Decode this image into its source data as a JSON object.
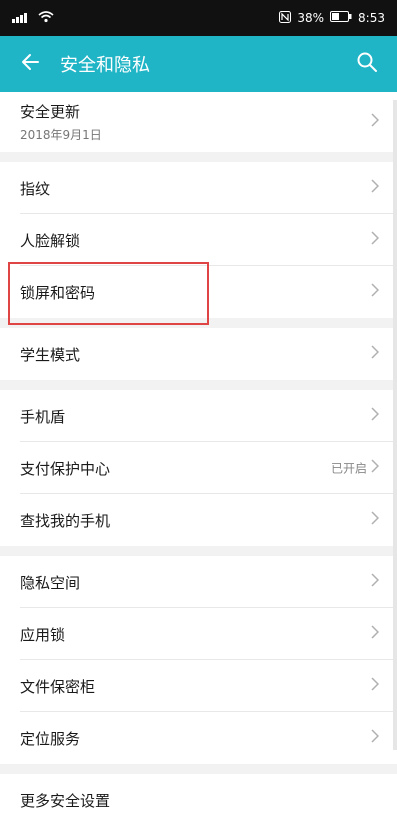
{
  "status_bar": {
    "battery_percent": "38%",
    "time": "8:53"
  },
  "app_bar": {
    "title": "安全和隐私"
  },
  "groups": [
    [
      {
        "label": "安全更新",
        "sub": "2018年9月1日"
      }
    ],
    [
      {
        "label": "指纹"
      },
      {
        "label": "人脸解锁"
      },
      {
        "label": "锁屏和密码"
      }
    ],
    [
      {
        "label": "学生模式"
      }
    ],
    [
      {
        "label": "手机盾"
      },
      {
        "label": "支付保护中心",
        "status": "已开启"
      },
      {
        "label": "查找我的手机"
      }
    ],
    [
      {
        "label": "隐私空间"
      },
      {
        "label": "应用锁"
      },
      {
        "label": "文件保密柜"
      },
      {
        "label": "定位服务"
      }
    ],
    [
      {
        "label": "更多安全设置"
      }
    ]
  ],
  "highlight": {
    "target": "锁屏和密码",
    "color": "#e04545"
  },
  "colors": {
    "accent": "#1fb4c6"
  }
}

Task objective: Leave out the pictures and repeat everything else in the records exactly.

Task solution:
Decode this image into its source data as a JSON object.
{
  "status_bar": {
    "battery_percent": "38%",
    "time": "8:53"
  },
  "app_bar": {
    "title": "安全和隐私"
  },
  "groups": [
    [
      {
        "label": "安全更新",
        "sub": "2018年9月1日"
      }
    ],
    [
      {
        "label": "指纹"
      },
      {
        "label": "人脸解锁"
      },
      {
        "label": "锁屏和密码"
      }
    ],
    [
      {
        "label": "学生模式"
      }
    ],
    [
      {
        "label": "手机盾"
      },
      {
        "label": "支付保护中心",
        "status": "已开启"
      },
      {
        "label": "查找我的手机"
      }
    ],
    [
      {
        "label": "隐私空间"
      },
      {
        "label": "应用锁"
      },
      {
        "label": "文件保密柜"
      },
      {
        "label": "定位服务"
      }
    ],
    [
      {
        "label": "更多安全设置"
      }
    ]
  ],
  "highlight": {
    "target": "锁屏和密码",
    "color": "#e04545"
  },
  "colors": {
    "accent": "#1fb4c6"
  }
}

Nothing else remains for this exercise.